■ **What the task requires**: Can the data below be set down again exactly, line for line?

■ **Input material**:
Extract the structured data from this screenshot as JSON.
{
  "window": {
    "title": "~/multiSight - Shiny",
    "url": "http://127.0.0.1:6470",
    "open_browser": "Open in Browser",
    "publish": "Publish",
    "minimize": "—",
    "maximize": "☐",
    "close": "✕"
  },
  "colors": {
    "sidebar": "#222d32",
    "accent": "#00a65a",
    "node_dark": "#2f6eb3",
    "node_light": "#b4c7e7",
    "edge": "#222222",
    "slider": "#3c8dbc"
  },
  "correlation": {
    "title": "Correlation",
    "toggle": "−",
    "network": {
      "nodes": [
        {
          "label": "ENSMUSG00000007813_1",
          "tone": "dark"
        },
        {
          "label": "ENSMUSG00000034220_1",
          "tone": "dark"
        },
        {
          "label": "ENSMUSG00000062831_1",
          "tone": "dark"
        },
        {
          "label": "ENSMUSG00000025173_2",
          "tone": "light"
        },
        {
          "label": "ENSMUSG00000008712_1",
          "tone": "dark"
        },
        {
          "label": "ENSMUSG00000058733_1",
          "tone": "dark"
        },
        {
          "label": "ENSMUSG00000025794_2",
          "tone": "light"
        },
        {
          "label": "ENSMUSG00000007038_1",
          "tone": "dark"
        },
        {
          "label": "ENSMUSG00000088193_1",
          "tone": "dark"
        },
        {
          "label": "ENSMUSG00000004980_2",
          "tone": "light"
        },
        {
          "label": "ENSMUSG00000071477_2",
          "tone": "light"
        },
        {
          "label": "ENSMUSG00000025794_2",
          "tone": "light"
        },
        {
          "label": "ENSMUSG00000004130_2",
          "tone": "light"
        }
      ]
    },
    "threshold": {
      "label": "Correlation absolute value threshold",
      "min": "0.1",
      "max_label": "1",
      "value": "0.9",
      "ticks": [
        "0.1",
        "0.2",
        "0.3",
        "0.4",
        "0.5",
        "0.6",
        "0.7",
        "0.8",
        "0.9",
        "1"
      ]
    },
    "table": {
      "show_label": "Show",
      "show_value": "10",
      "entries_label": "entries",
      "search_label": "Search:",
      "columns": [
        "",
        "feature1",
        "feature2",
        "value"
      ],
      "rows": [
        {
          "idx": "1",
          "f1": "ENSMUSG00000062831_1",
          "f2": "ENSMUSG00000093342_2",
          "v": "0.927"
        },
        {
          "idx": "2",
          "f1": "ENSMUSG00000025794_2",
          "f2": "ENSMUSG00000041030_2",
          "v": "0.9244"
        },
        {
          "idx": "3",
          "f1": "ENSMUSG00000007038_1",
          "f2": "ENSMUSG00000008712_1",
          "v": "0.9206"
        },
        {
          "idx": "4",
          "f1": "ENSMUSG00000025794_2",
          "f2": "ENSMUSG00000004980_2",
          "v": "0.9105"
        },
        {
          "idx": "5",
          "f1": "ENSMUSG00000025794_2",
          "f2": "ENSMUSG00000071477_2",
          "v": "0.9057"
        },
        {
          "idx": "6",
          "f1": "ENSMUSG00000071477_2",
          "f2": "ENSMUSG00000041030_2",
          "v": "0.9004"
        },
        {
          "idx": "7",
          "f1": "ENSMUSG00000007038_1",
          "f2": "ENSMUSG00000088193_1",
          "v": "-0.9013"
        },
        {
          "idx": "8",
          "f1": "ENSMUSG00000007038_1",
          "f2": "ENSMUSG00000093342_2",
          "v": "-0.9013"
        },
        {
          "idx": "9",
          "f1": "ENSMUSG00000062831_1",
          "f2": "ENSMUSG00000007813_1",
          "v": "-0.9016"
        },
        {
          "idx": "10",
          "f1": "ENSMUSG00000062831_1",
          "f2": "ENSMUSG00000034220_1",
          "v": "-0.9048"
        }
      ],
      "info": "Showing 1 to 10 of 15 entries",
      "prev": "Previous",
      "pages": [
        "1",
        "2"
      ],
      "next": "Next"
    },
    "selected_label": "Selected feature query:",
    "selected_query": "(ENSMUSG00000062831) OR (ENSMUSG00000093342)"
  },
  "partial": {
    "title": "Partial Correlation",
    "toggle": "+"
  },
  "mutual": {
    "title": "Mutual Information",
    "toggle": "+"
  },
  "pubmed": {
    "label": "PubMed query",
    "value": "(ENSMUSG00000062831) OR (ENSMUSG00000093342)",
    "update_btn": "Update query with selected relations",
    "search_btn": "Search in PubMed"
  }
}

■ **Output of the exercise**:
Extract the structured data from this screenshot as JSON.
{
  "window": {
    "title": "~/multiSight - Shiny",
    "url": "http://127.0.0.1:6470",
    "open_browser": "Open in Browser",
    "publish": "Publish",
    "minimize": "—",
    "maximize": "☐",
    "close": "✕"
  },
  "colors": {
    "sidebar": "#222d32",
    "accent": "#00a65a",
    "node_dark": "#2f6eb3",
    "node_light": "#b4c7e7",
    "edge": "#222222",
    "slider": "#3c8dbc"
  },
  "correlation": {
    "title": "Correlation",
    "toggle": "−",
    "network": {
      "nodes": [
        {
          "label": "ENSMUSG00000007813_1",
          "tone": "dark"
        },
        {
          "label": "ENSMUSG00000034220_1",
          "tone": "dark"
        },
        {
          "label": "ENSMUSG00000062831_1",
          "tone": "dark"
        },
        {
          "label": "ENSMUSG00000025173_2",
          "tone": "light"
        },
        {
          "label": "ENSMUSG00000008712_1",
          "tone": "dark"
        },
        {
          "label": "ENSMUSG00000058733_1",
          "tone": "dark"
        },
        {
          "label": "ENSMUSG00000025794_2",
          "tone": "light"
        },
        {
          "label": "ENSMUSG00000007038_1",
          "tone": "dark"
        },
        {
          "label": "ENSMUSG00000088193_1",
          "tone": "dark"
        },
        {
          "label": "ENSMUSG00000004980_2",
          "tone": "light"
        },
        {
          "label": "ENSMUSG00000071477_2",
          "tone": "light"
        },
        {
          "label": "ENSMUSG00000025794_2",
          "tone": "light"
        },
        {
          "label": "ENSMUSG00000004130_2",
          "tone": "light"
        }
      ]
    },
    "threshold": {
      "label": "Correlation absolute value threshold",
      "min": "0.1",
      "max_label": "1",
      "value": "0.9",
      "ticks": [
        "0.1",
        "0.2",
        "0.3",
        "0.4",
        "0.5",
        "0.6",
        "0.7",
        "0.8",
        "0.9",
        "1"
      ]
    },
    "table": {
      "show_label": "Show",
      "show_value": "10",
      "entries_label": "entries",
      "search_label": "Search:",
      "columns": [
        "",
        "feature1",
        "feature2",
        "value"
      ],
      "rows": [
        {
          "idx": "1",
          "f1": "ENSMUSG00000062831_1",
          "f2": "ENSMUSG00000093342_2",
          "v": "0.927"
        },
        {
          "idx": "2",
          "f1": "ENSMUSG00000025794_2",
          "f2": "ENSMUSG00000041030_2",
          "v": "0.9244"
        },
        {
          "idx": "3",
          "f1": "ENSMUSG00000007038_1",
          "f2": "ENSMUSG00000008712_1",
          "v": "0.9206"
        },
        {
          "idx": "4",
          "f1": "ENSMUSG00000025794_2",
          "f2": "ENSMUSG00000004980_2",
          "v": "0.9105"
        },
        {
          "idx": "5",
          "f1": "ENSMUSG00000025794_2",
          "f2": "ENSMUSG00000071477_2",
          "v": "0.9057"
        },
        {
          "idx": "6",
          "f1": "ENSMUSG00000071477_2",
          "f2": "ENSMUSG00000041030_2",
          "v": "0.9004"
        },
        {
          "idx": "7",
          "f1": "ENSMUSG00000007038_1",
          "f2": "ENSMUSG00000088193_1",
          "v": "-0.9013"
        },
        {
          "idx": "8",
          "f1": "ENSMUSG00000007038_1",
          "f2": "ENSMUSG00000093342_2",
          "v": "-0.9013"
        },
        {
          "idx": "9",
          "f1": "ENSMUSG00000062831_1",
          "f2": "ENSMUSG00000007813_1",
          "v": "-0.9016"
        },
        {
          "idx": "10",
          "f1": "ENSMUSG00000062831_1",
          "f2": "ENSMUSG00000034220_1",
          "v": "-0.9048"
        }
      ],
      "info": "Showing 1 to 10 of 15 entries",
      "prev": "Previous",
      "pages": [
        "1",
        "2"
      ],
      "next": "Next"
    },
    "selected_label": "Selected feature query:",
    "selected_query": "(ENSMUSG00000062831) OR (ENSMUSG00000093342)"
  },
  "partial": {
    "title": "Partial Correlation",
    "toggle": "+"
  },
  "mutual": {
    "title": "Mutual Information",
    "toggle": "+"
  },
  "pubmed": {
    "label": "PubMed query",
    "value": "(ENSMUSG00000062831) OR (ENSMUSG00000093342)",
    "update_btn": "Update query with selected relations",
    "search_btn": "Search in PubMed"
  }
}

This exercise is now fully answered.